▸ **What you are asked to do**
Copy everything in the listing below word for word, apart from any images.

▸ **Material for this exercise**
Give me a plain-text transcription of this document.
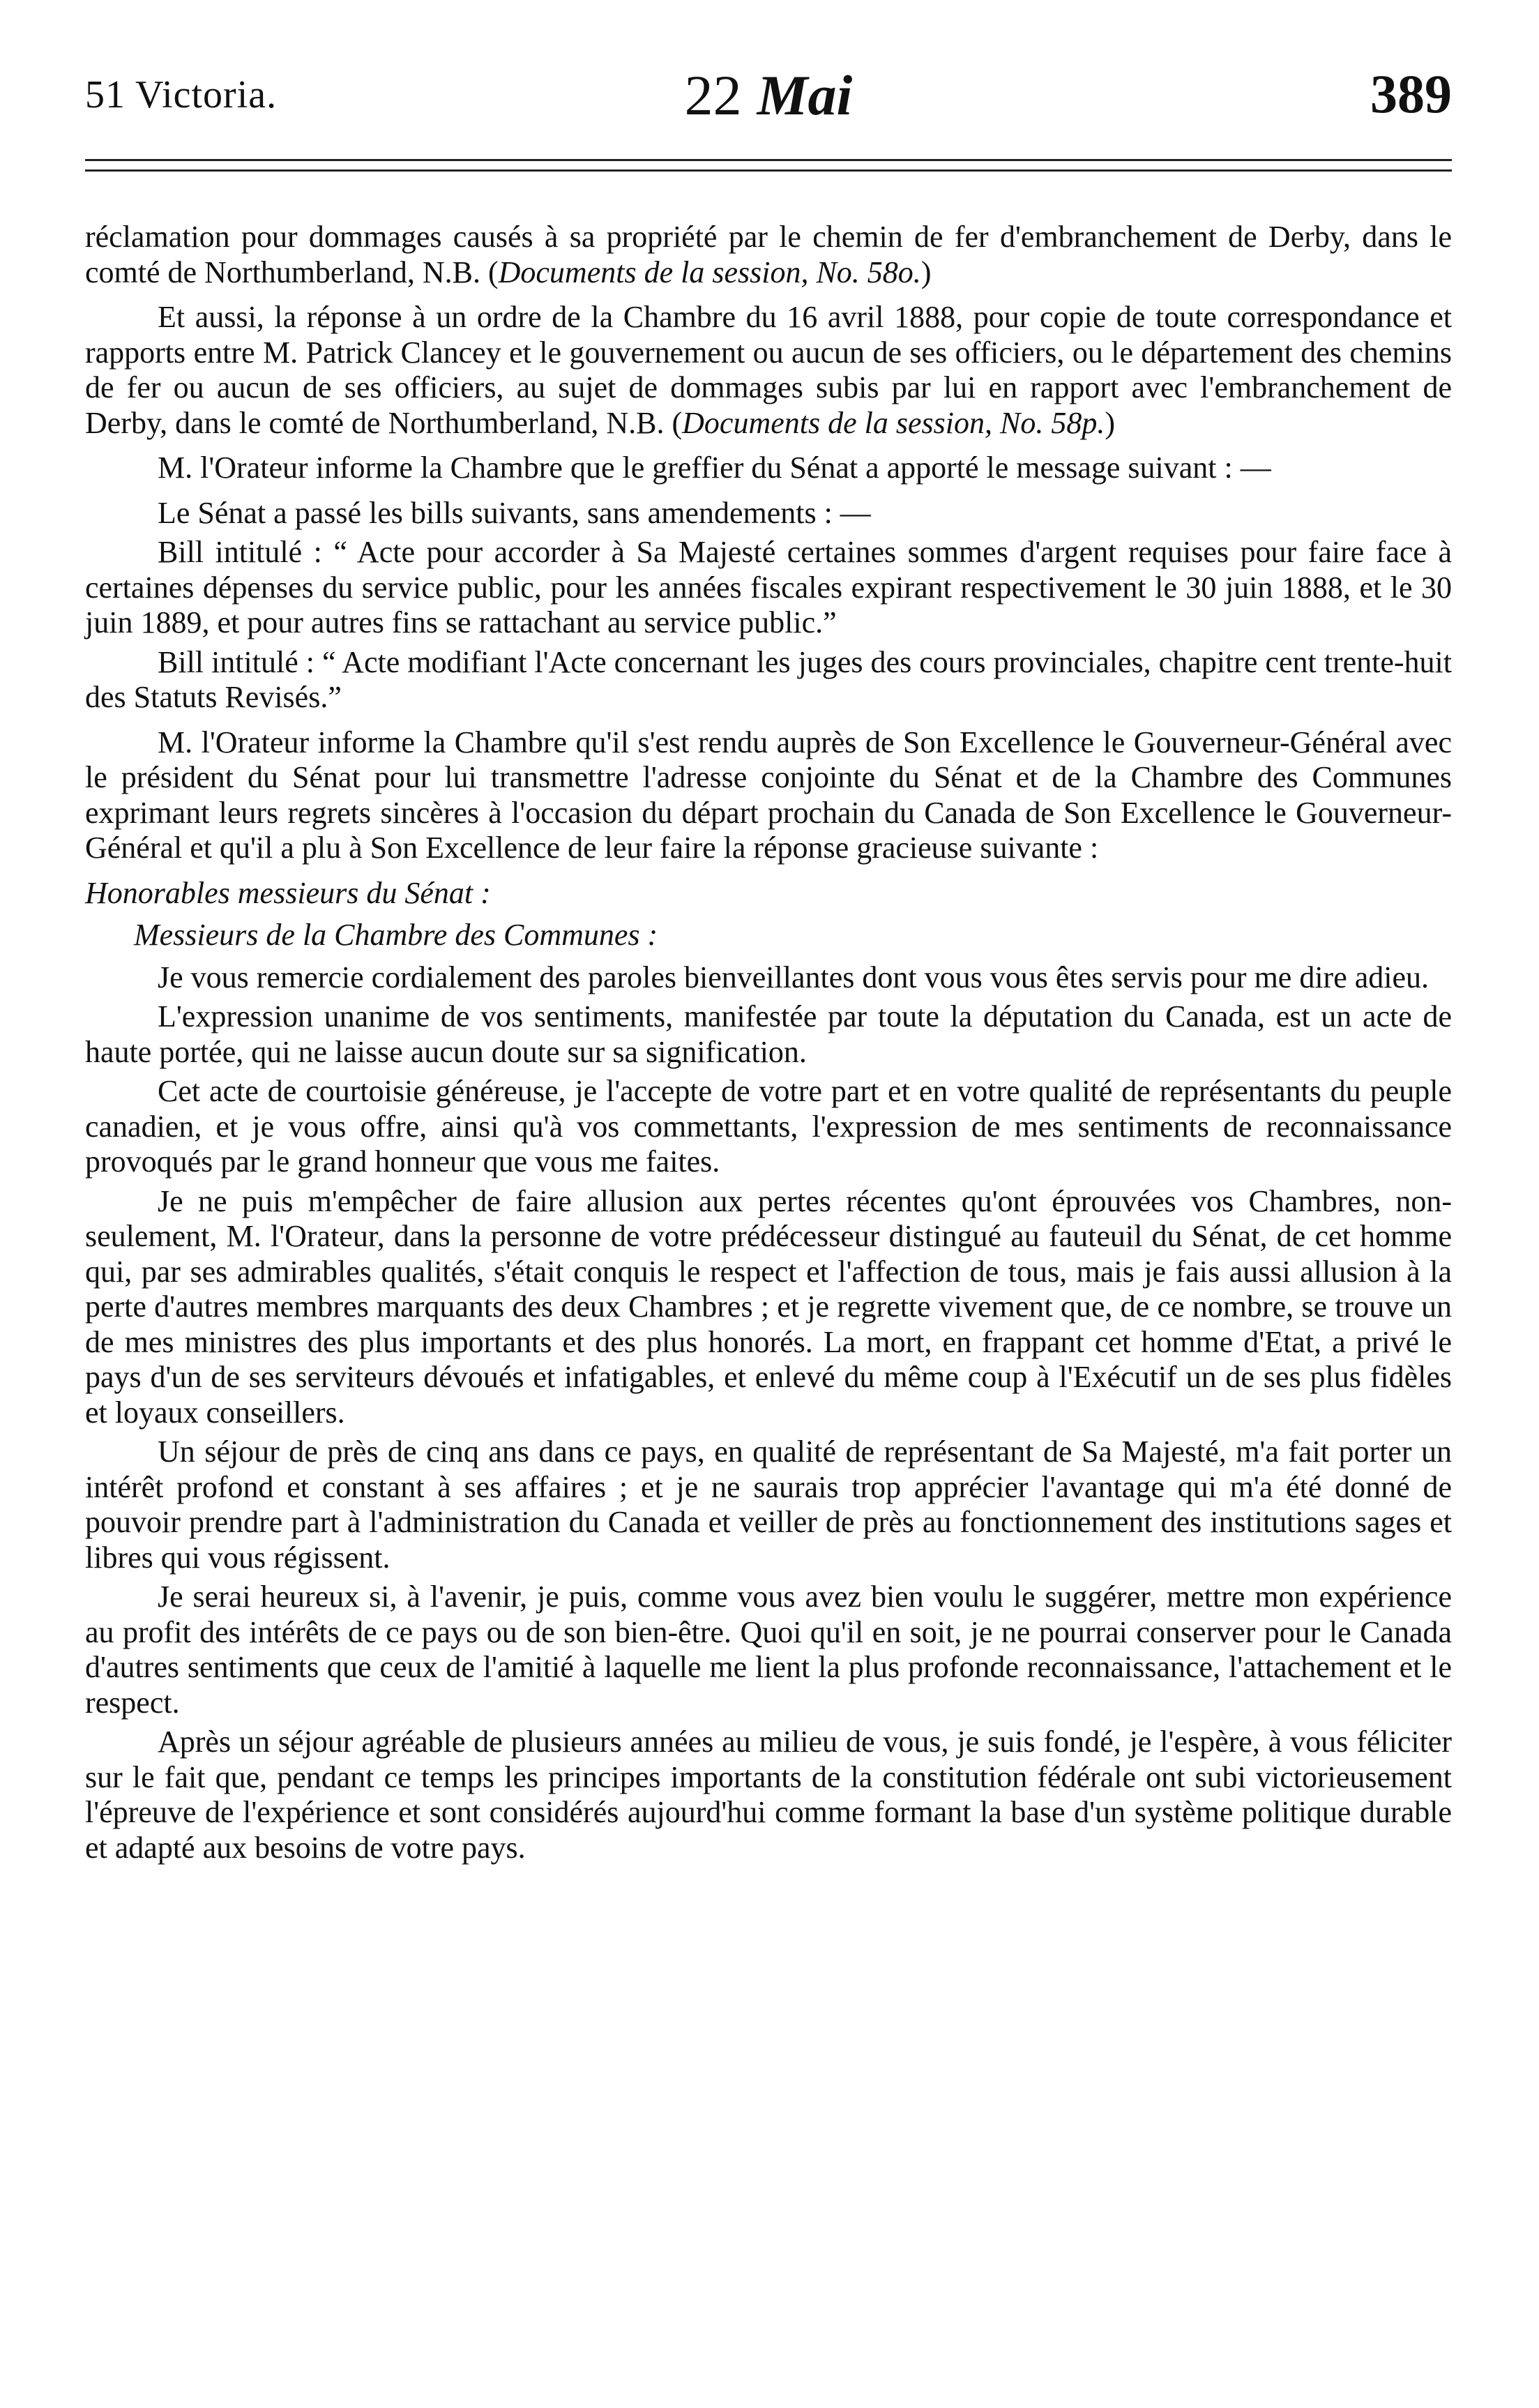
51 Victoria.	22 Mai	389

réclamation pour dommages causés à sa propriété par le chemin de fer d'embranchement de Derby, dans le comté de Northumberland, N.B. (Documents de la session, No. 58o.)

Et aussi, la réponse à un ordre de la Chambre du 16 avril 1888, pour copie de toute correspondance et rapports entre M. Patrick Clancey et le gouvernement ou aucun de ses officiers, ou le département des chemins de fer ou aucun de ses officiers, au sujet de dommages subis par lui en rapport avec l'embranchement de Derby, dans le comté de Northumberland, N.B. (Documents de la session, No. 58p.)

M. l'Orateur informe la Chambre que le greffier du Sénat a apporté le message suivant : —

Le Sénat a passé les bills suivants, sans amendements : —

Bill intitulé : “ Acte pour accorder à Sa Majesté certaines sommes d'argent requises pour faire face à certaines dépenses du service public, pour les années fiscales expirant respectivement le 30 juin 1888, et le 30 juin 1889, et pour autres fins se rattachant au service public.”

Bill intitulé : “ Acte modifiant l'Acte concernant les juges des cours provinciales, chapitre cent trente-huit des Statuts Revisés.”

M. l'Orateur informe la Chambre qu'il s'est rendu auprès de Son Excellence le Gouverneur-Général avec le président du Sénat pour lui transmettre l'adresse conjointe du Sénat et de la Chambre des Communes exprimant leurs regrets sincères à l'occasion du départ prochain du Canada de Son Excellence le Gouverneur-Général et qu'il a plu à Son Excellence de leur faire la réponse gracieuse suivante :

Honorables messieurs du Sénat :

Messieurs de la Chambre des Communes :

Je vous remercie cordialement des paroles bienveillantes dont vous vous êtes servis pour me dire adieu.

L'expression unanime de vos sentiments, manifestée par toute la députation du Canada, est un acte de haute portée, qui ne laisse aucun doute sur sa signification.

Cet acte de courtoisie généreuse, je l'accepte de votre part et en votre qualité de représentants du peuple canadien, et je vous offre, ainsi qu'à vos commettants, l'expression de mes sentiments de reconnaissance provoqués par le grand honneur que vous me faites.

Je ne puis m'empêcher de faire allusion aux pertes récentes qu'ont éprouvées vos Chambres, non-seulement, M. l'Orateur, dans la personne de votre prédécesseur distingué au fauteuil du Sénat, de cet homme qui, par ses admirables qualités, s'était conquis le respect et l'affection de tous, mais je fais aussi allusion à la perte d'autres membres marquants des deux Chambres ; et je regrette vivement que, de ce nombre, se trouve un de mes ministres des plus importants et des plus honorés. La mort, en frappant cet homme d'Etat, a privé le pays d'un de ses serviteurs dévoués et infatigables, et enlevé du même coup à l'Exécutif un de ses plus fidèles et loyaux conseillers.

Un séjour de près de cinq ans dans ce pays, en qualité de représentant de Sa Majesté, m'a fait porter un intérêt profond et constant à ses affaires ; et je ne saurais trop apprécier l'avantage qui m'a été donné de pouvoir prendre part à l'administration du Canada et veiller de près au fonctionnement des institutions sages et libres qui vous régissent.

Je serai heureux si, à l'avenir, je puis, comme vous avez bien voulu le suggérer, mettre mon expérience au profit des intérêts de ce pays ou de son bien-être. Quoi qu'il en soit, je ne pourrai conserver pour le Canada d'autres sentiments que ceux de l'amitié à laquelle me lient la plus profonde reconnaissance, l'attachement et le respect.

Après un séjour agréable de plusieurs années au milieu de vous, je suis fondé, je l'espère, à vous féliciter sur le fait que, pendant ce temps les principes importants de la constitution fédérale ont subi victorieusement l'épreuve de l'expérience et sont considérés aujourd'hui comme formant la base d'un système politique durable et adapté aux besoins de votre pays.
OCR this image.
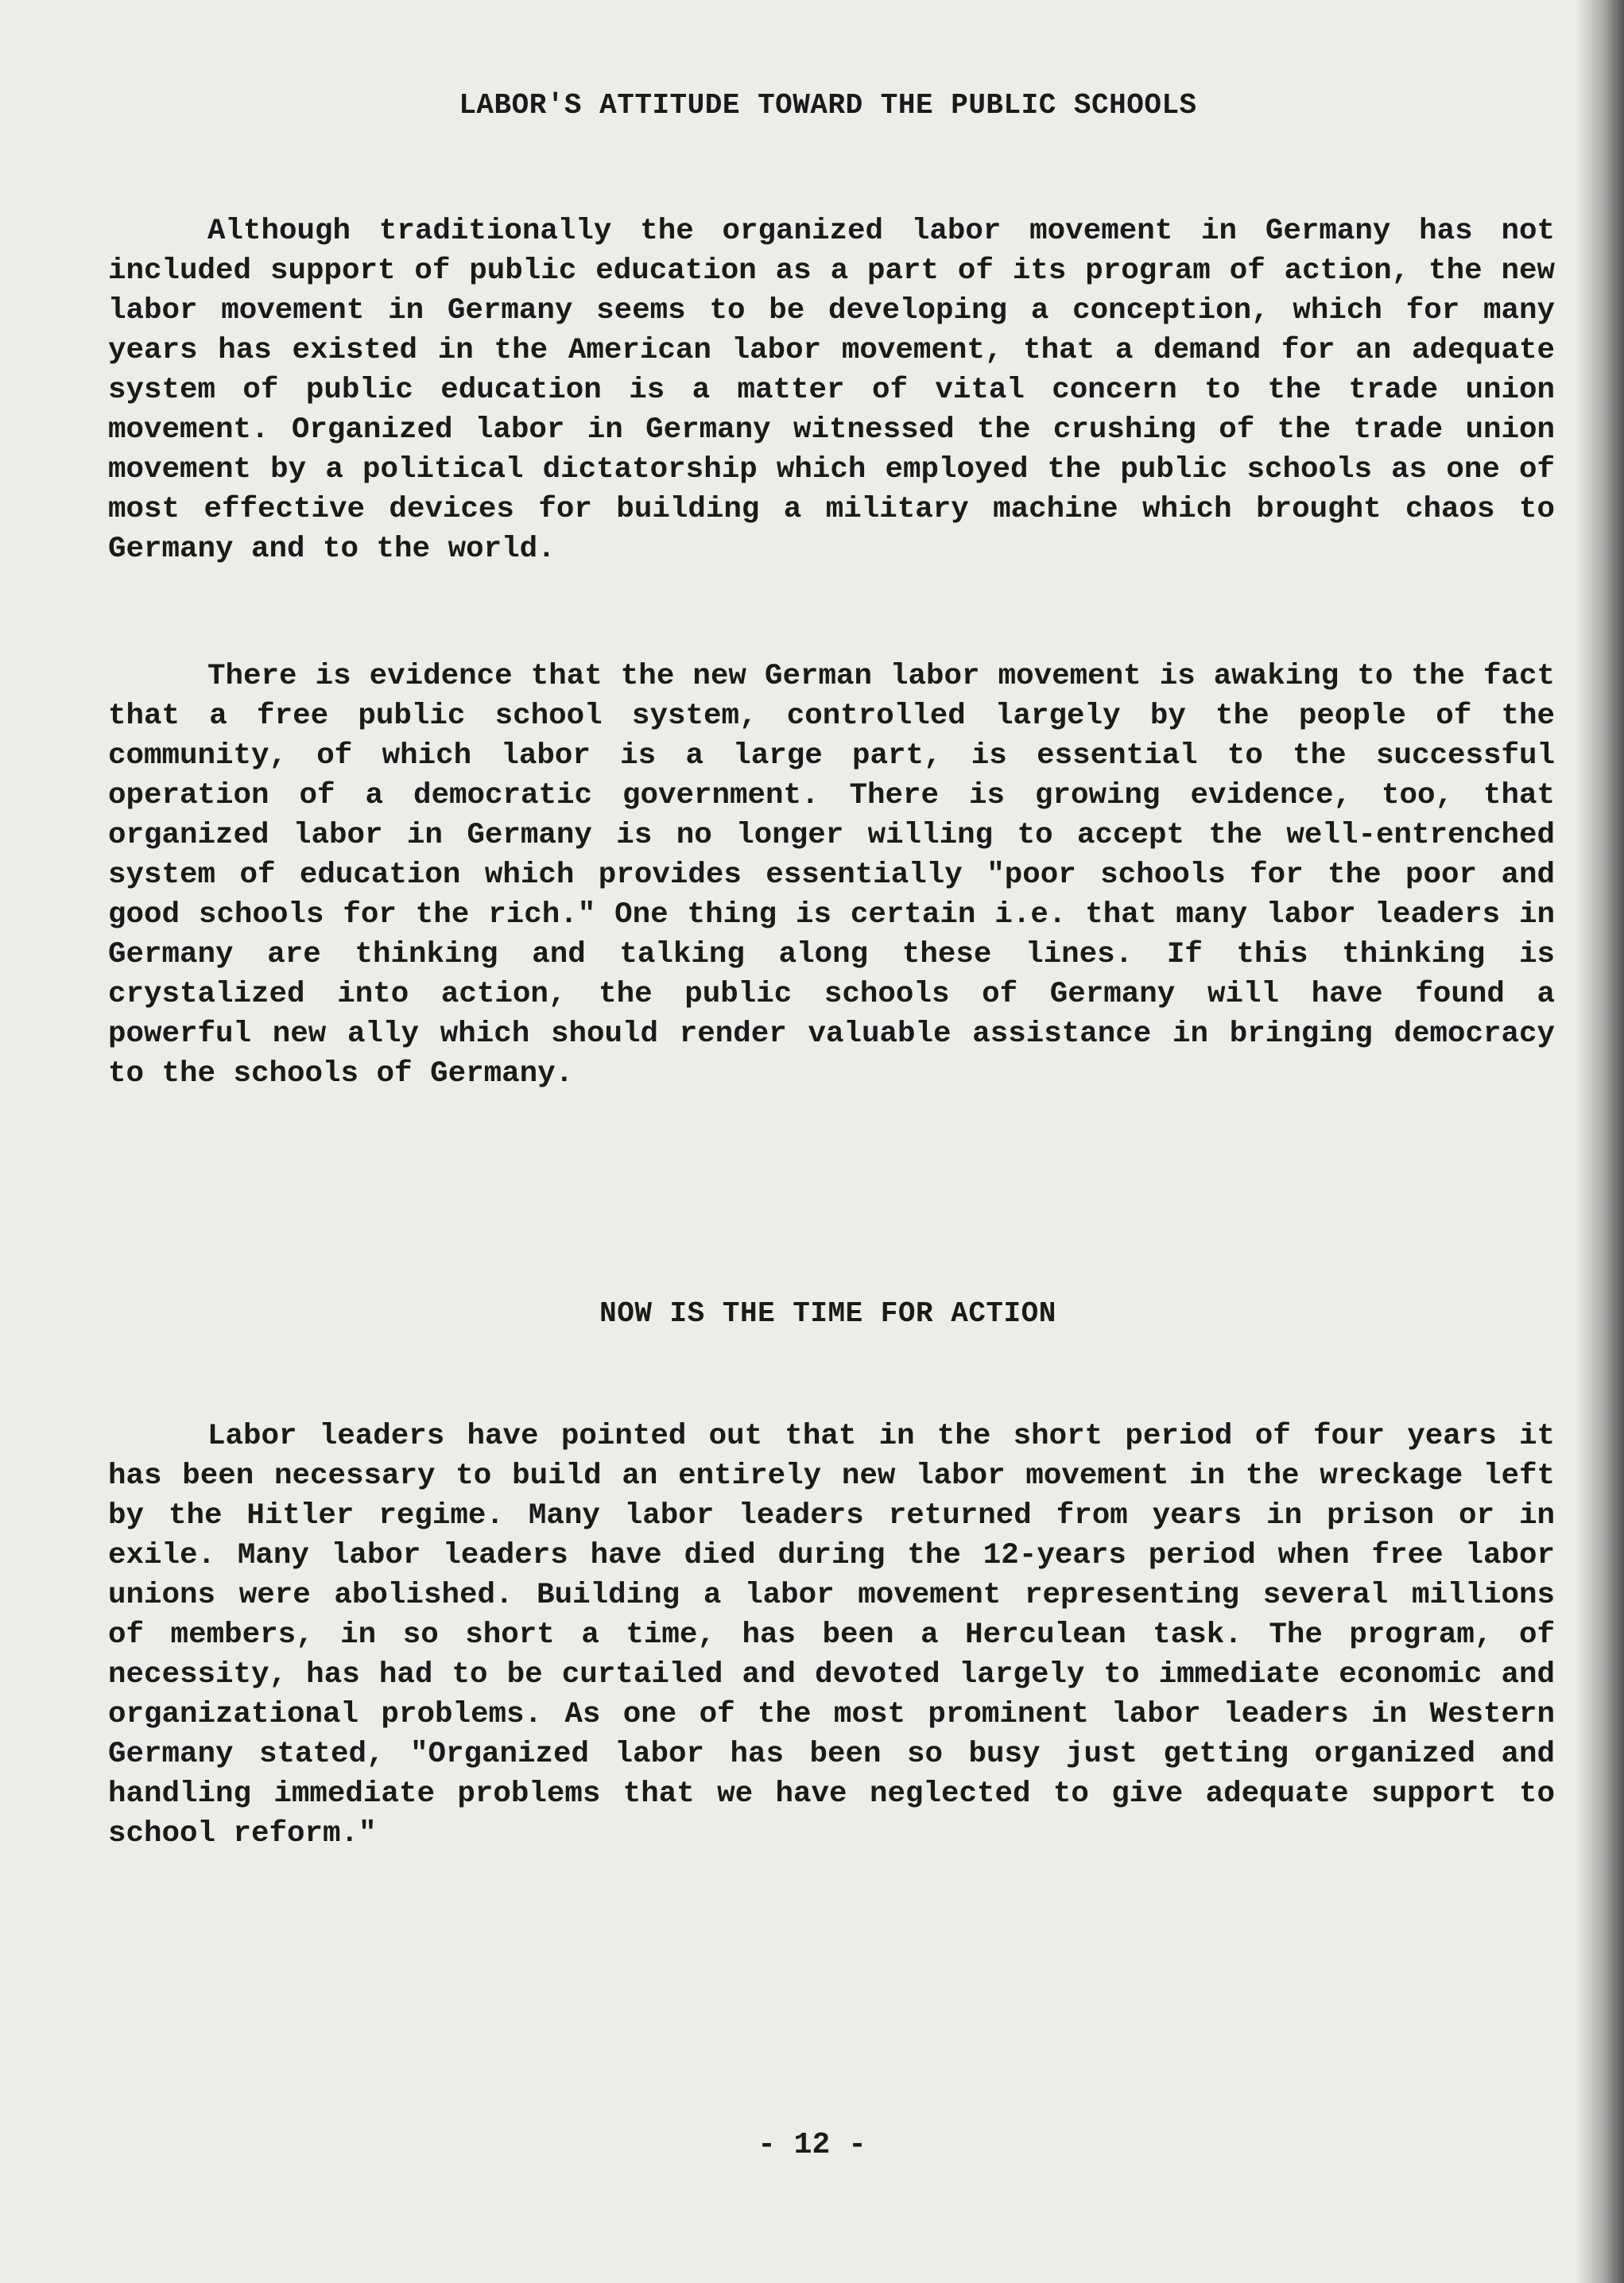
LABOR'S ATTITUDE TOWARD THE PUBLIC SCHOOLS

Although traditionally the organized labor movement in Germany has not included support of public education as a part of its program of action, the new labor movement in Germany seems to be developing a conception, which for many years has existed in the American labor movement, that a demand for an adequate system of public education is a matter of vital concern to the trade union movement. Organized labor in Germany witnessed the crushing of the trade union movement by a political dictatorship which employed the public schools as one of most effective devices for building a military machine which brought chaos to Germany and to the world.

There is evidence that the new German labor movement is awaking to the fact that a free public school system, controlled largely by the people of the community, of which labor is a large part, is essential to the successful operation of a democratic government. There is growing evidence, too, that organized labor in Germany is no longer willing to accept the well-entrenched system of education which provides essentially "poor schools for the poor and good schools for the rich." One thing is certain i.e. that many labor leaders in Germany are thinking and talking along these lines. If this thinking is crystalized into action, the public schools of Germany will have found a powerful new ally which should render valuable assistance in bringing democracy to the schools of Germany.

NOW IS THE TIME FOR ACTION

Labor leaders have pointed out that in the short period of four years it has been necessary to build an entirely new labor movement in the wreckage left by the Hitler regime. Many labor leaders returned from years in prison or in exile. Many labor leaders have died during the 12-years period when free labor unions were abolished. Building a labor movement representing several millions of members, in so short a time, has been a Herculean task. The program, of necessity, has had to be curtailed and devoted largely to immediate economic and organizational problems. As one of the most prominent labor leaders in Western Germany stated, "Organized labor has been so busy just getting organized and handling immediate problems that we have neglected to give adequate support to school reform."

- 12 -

▸ **Exercise solution**
Give me a plain-text transcription of this document.
51 Victoria.	22 Mai	389

réclamation pour dommages causés à sa propriété par le chemin de fer d'embranchement de Derby, dans le comté de Northumberland, N.B. (Documents de la session, No. 58o.)

Et aussi, la réponse à un ordre de la Chambre du 16 avril 1888, pour copie de toute correspondance et rapports entre M. Patrick Clancey et le gouvernement ou aucun de ses officiers, ou le département des chemins de fer ou aucun de ses officiers, au sujet de dommages subis par lui en rapport avec l'embranchement de Derby, dans le comté de Northumberland, N.B. (Documents de la session, No. 58p.)

M. l'Orateur informe la Chambre que le greffier du Sénat a apporté le message suivant : —

Le Sénat a passé les bills suivants, sans amendements : —

Bill intitulé : “ Acte pour accorder à Sa Majesté certaines sommes d'argent requises pour faire face à certaines dépenses du service public, pour les années fiscales expirant respectivement le 30 juin 1888, et le 30 juin 1889, et pour autres fins se rattachant au service public.”

Bill intitulé : “ Acte modifiant l'Acte concernant les juges des cours provinciales, chapitre cent trente-huit des Statuts Revisés.”

M. l'Orateur informe la Chambre qu'il s'est rendu auprès de Son Excellence le Gouverneur-Général avec le président du Sénat pour lui transmettre l'adresse conjointe du Sénat et de la Chambre des Communes exprimant leurs regrets sincères à l'occasion du départ prochain du Canada de Son Excellence le Gouverneur-Général et qu'il a plu à Son Excellence de leur faire la réponse gracieuse suivante :

Honorables messieurs du Sénat :

Messieurs de la Chambre des Communes :

Je vous remercie cordialement des paroles bienveillantes dont vous vous êtes servis pour me dire adieu.

L'expression unanime de vos sentiments, manifestée par toute la députation du Canada, est un acte de haute portée, qui ne laisse aucun doute sur sa signification.

Cet acte de courtoisie généreuse, je l'accepte de votre part et en votre qualité de représentants du peuple canadien, et je vous offre, ainsi qu'à vos commettants, l'expression de mes sentiments de reconnaissance provoqués par le grand honneur que vous me faites.

Je ne puis m'empêcher de faire allusion aux pertes récentes qu'ont éprouvées vos Chambres, non-seulement, M. l'Orateur, dans la personne de votre prédécesseur distingué au fauteuil du Sénat, de cet homme qui, par ses admirables qualités, s'était conquis le respect et l'affection de tous, mais je fais aussi allusion à la perte d'autres membres marquants des deux Chambres ; et je regrette vivement que, de ce nombre, se trouve un de mes ministres des plus importants et des plus honorés. La mort, en frappant cet homme d'Etat, a privé le pays d'un de ses serviteurs dévoués et infatigables, et enlevé du même coup à l'Exécutif un de ses plus fidèles et loyaux conseillers.

Un séjour de près de cinq ans dans ce pays, en qualité de représentant de Sa Majesté, m'a fait porter un intérêt profond et constant à ses affaires ; et je ne saurais trop apprécier l'avantage qui m'a été donné de pouvoir prendre part à l'administration du Canada et veiller de près au fonctionnement des institutions sages et libres qui vous régissent.

Je serai heureux si, à l'avenir, je puis, comme vous avez bien voulu le suggérer, mettre mon expérience au profit des intérêts de ce pays ou de son bien-être. Quoi qu'il en soit, je ne pourrai conserver pour le Canada d'autres sentiments que ceux de l'amitié à laquelle me lient la plus profonde reconnaissance, l'attachement et le respect.

Après un séjour agréable de plusieurs années au milieu de vous, je suis fondé, je l'espère, à vous féliciter sur le fait que, pendant ce temps les principes importants de la constitution fédérale ont subi victorieusement l'épreuve de l'expérience et sont considérés aujourd'hui comme formant la base d'un système politique durable et adapté aux besoins de votre pays.
OCR this image.
LABOR'S ATTITUDE TOWARD THE PUBLIC SCHOOLS

Although traditionally the organized labor movement in Germany has not included support of public education as a part of its program of action, the new labor movement in Germany seems to be developing a conception, which for many years has existed in the American labor movement, that a demand for an adequate system of public education is a matter of vital concern to the trade union movement. Organized labor in Germany witnessed the crushing of the trade union movement by a political dictatorship which employed the public schools as one of most effective devices for building a military machine which brought chaos to Germany and to the world.

There is evidence that the new German labor movement is awaking to the fact that a free public school system, controlled largely by the people of the community, of which labor is a large part, is essential to the successful operation of a democratic government. There is growing evidence, too, that organized labor in Germany is no longer willing to accept the well-entrenched system of education which provides essentially "poor schools for the poor and good schools for the rich." One thing is certain i.e. that many labor leaders in Germany are thinking and talking along these lines. If this thinking is crystalized into action, the public schools of Germany will have found a powerful new ally which should render valuable assistance in bringing democracy to the schools of Germany.

NOW IS THE TIME FOR ACTION

Labor leaders have pointed out that in the short period of four years it has been necessary to build an entirely new labor movement in the wreckage left by the Hitler regime. Many labor leaders returned from years in prison or in exile. Many labor leaders have died during the 12-years period when free labor unions were abolished. Building a labor movement representing several millions of members, in so short a time, has been a Herculean task. The program, of necessity, has had to be curtailed and devoted largely to immediate economic and organizational problems. As one of the most prominent labor leaders in Western Germany stated, "Organized labor has been so busy just getting organized and handling immediate problems that we have neglected to give adequate support to school reform."

- 12 -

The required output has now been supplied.